Stored items:
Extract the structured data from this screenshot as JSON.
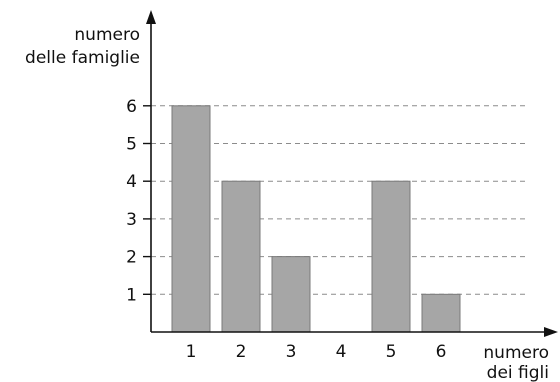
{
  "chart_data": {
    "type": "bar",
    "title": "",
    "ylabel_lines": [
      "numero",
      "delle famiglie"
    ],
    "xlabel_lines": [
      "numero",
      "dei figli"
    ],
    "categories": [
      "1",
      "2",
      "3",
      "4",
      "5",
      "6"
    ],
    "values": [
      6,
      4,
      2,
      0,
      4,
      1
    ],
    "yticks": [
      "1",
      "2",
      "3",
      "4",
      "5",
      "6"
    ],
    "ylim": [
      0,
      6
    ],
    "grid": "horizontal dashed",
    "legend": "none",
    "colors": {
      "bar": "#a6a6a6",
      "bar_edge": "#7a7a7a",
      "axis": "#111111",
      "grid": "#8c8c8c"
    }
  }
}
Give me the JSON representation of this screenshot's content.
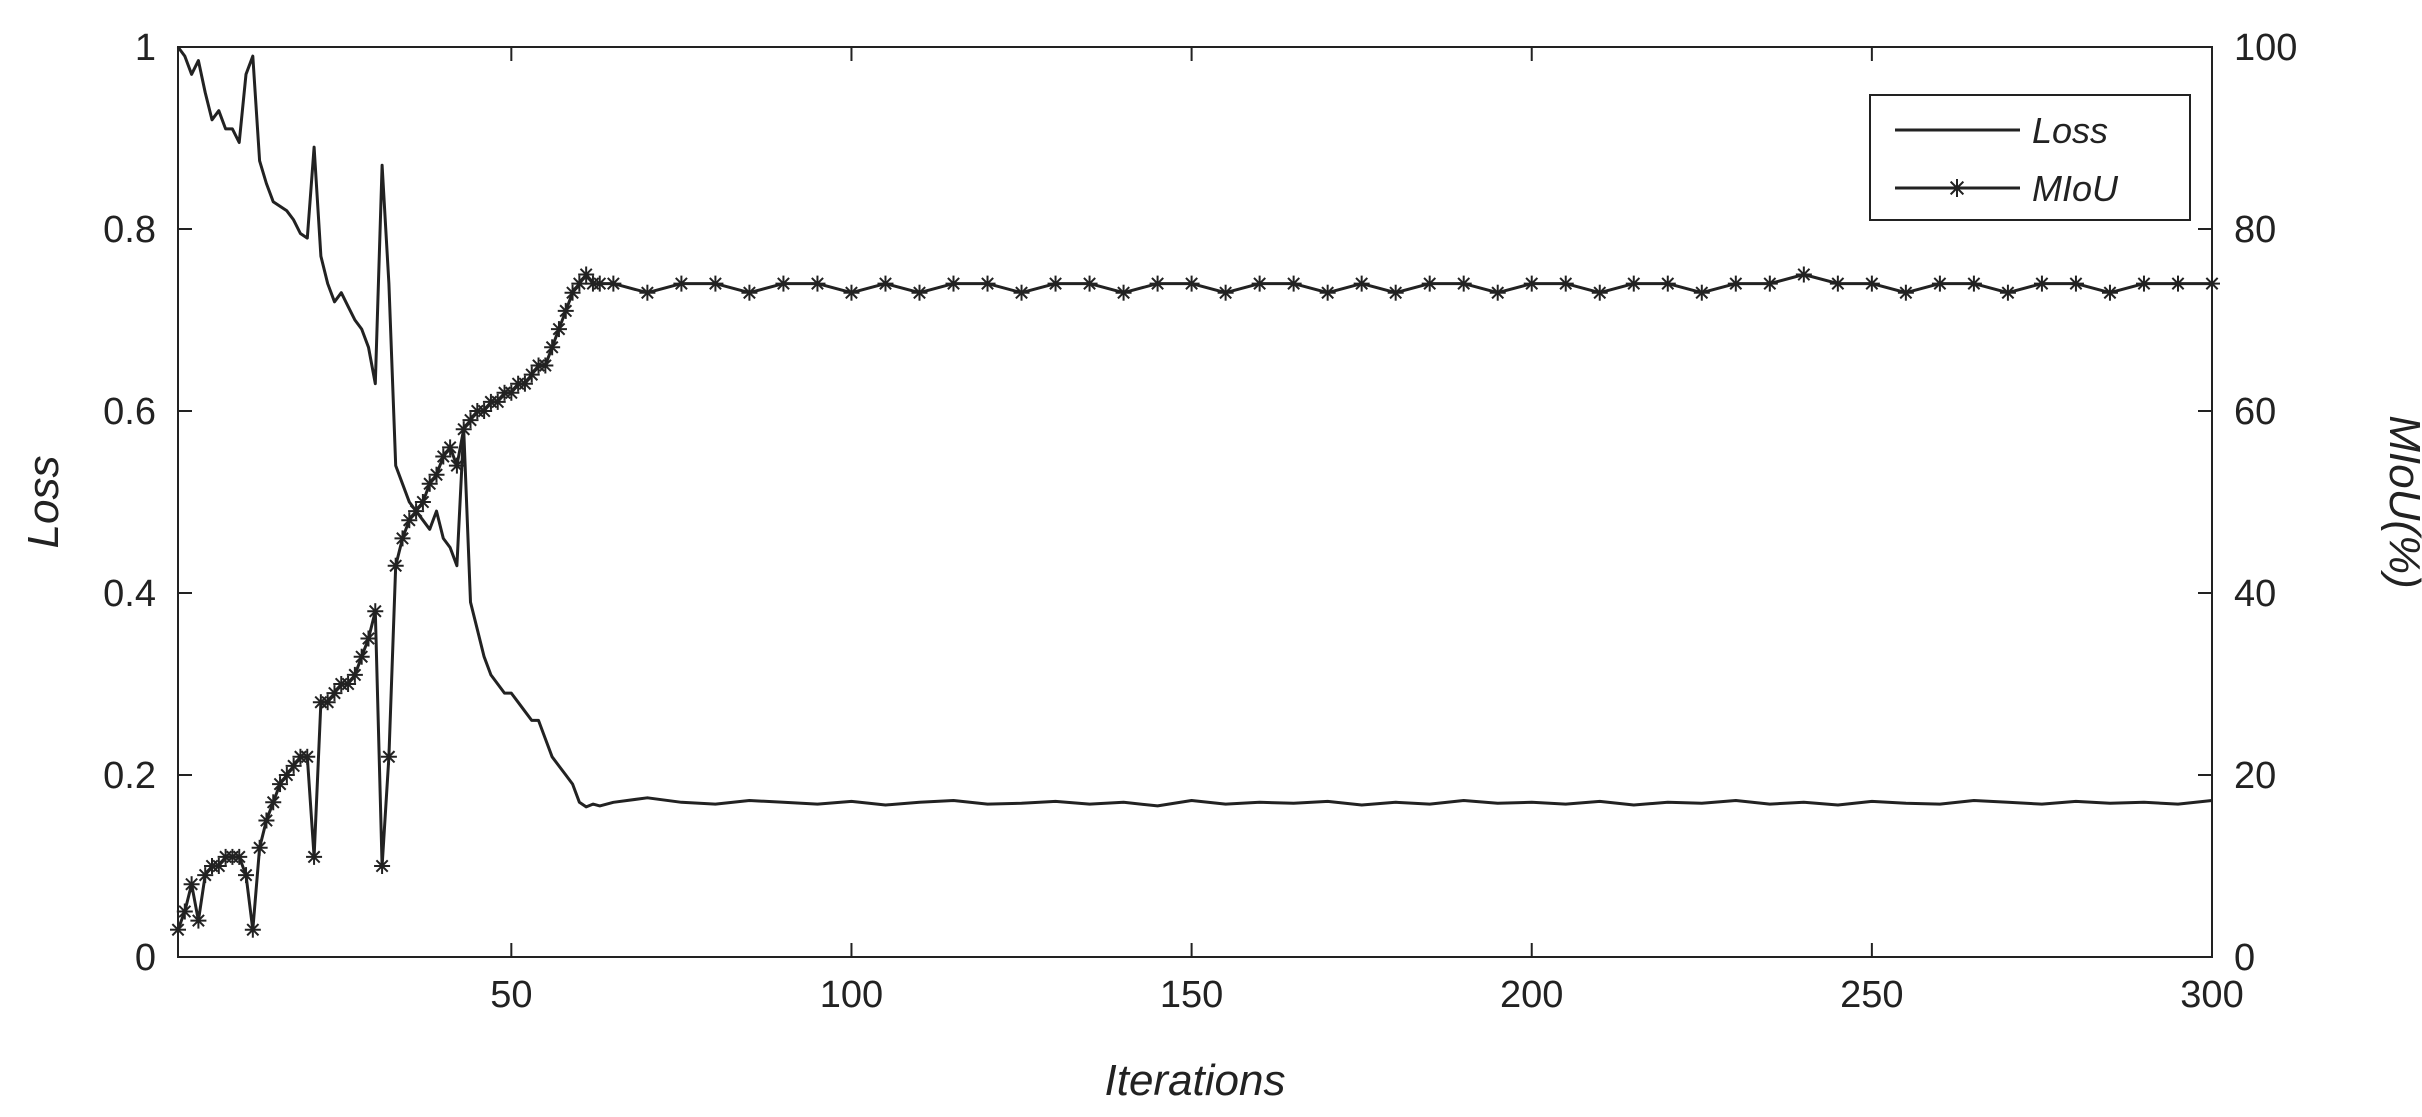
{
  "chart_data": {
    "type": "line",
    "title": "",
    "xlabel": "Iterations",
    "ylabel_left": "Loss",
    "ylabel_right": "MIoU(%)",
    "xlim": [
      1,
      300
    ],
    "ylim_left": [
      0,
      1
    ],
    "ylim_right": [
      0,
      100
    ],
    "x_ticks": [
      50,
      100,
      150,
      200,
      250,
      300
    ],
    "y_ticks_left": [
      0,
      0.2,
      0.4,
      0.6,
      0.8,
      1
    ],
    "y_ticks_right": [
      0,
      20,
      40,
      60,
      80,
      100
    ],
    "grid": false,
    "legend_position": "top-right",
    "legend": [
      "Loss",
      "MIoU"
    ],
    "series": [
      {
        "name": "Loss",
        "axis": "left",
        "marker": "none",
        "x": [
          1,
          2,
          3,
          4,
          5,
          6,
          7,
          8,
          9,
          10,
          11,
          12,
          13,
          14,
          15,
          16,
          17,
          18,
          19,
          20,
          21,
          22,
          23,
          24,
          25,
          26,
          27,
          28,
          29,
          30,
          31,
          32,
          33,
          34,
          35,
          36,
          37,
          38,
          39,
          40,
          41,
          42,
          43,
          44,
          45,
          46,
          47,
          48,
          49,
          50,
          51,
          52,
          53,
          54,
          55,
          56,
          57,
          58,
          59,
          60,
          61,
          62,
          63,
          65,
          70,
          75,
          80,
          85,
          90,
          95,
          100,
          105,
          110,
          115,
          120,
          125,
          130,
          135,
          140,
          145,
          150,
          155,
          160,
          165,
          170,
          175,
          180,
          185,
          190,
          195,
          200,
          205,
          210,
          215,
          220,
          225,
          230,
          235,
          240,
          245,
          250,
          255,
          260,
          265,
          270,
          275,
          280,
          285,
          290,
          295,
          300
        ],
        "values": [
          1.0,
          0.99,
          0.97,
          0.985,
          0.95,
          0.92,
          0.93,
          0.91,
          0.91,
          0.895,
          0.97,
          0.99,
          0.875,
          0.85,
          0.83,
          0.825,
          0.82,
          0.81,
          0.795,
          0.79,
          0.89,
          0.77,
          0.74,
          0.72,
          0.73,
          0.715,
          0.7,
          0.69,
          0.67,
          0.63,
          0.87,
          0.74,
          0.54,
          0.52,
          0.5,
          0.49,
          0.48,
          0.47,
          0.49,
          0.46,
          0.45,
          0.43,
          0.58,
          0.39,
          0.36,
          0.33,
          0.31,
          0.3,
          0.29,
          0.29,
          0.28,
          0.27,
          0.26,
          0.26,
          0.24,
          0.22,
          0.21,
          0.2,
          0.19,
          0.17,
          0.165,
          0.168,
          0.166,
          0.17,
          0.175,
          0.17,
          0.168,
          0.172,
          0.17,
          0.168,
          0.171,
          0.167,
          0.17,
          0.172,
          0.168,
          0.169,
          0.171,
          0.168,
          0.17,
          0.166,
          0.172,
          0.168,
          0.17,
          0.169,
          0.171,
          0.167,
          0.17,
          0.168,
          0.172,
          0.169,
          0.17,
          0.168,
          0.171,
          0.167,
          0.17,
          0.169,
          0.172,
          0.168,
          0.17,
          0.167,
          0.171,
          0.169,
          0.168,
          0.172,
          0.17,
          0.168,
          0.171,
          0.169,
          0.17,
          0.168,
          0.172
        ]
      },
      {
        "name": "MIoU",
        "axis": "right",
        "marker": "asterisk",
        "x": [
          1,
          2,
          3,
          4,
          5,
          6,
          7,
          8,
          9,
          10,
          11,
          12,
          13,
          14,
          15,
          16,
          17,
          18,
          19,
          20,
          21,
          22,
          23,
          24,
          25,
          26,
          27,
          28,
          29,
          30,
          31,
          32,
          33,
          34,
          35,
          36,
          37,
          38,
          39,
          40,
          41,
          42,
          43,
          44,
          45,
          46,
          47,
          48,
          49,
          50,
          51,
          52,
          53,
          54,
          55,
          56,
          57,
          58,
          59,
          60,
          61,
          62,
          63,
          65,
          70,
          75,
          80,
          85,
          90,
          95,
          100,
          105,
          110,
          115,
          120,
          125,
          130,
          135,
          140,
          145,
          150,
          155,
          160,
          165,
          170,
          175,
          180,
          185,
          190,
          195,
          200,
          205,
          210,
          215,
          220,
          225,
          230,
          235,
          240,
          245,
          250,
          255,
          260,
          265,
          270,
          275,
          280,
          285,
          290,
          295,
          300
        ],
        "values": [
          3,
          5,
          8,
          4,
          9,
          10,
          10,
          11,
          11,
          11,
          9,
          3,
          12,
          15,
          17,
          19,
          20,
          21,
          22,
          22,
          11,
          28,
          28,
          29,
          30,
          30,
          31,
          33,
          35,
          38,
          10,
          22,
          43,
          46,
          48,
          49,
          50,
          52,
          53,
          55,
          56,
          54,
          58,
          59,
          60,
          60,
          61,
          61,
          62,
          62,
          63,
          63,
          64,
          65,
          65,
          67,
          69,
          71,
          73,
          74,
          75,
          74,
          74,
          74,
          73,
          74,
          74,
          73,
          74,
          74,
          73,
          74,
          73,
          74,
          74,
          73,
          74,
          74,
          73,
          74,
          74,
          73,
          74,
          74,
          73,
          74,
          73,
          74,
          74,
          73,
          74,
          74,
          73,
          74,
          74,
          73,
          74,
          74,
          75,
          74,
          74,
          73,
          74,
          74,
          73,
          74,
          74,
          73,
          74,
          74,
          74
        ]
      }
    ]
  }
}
--
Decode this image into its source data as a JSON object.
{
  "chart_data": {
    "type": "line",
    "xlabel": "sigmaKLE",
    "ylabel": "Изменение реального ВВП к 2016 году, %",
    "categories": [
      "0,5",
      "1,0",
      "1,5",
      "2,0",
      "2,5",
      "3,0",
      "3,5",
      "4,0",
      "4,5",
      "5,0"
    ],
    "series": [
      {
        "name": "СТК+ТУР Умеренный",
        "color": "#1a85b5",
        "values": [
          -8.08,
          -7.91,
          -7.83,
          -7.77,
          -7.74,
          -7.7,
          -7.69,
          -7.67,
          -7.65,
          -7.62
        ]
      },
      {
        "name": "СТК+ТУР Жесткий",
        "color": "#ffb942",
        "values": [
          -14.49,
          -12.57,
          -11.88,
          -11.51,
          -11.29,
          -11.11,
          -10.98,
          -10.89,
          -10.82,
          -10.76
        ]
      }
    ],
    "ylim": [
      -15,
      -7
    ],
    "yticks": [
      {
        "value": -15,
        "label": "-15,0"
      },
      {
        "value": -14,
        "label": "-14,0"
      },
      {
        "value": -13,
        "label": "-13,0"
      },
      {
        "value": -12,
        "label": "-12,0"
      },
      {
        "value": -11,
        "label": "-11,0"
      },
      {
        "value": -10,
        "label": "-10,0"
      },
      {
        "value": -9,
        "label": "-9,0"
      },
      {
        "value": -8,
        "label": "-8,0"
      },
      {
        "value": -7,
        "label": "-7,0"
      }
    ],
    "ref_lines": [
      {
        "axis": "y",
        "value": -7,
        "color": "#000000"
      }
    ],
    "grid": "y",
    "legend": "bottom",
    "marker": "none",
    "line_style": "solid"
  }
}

** Task to complete **
Write out every line of the preceding listing that contains "axis".

** Solution below **
      "axis": "#111111",
        "axis": "left",
        "axis": "right",
        "axis": "y",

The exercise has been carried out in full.